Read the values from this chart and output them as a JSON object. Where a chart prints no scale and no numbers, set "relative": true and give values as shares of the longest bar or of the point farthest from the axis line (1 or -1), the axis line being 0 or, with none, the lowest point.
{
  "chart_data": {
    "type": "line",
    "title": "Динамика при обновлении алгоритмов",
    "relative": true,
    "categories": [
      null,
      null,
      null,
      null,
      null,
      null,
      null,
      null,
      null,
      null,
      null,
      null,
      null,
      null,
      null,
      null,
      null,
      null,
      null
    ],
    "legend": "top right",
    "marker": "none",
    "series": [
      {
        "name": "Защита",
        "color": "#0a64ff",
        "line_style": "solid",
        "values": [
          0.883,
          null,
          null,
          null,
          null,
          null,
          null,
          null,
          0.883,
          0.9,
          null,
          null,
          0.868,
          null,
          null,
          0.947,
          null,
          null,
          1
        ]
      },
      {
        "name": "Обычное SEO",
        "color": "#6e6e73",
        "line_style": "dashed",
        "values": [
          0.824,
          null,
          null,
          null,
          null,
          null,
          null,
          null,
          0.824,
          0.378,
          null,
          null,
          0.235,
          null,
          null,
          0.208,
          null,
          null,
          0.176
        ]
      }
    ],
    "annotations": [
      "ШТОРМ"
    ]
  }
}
--------------------
§ **The request**:
Write the entries again, exactly as they stand.

§ **Finished task**:
Read the values from this chart and output them as a JSON object. Where a chart prints no scale and no numbers, set "relative": true and give values as shares of the longest bar or of the point farthest from the axis line (1 or -1), the axis line being 0 or, with none, the lowest point.
{
  "chart_data": {
    "type": "line",
    "title": "Динамика при обновлении алгоритмов",
    "relative": true,
    "categories": [
      null,
      null,
      null,
      null,
      null,
      null,
      null,
      null,
      null,
      null,
      null,
      null,
      null,
      null,
      null,
      null,
      null,
      null,
      null
    ],
    "legend": "top right",
    "marker": "none",
    "series": [
      {
        "name": "Защита",
        "color": "#0a64ff",
        "line_style": "solid",
        "values": [
          0.883,
          null,
          null,
          null,
          null,
          null,
          null,
          null,
          0.883,
          0.9,
          null,
          null,
          0.868,
          null,
          null,
          0.947,
          null,
          null,
          1
        ]
      },
      {
        "name": "Обычное SEO",
        "color": "#6e6e73",
        "line_style": "dashed",
        "values": [
          0.824,
          null,
          null,
          null,
          null,
          null,
          null,
          null,
          0.824,
          0.378,
          null,
          null,
          0.235,
          null,
          null,
          0.208,
          null,
          null,
          0.176
        ]
      }
    ],
    "annotations": [
      "ШТОРМ"
    ]
  }
}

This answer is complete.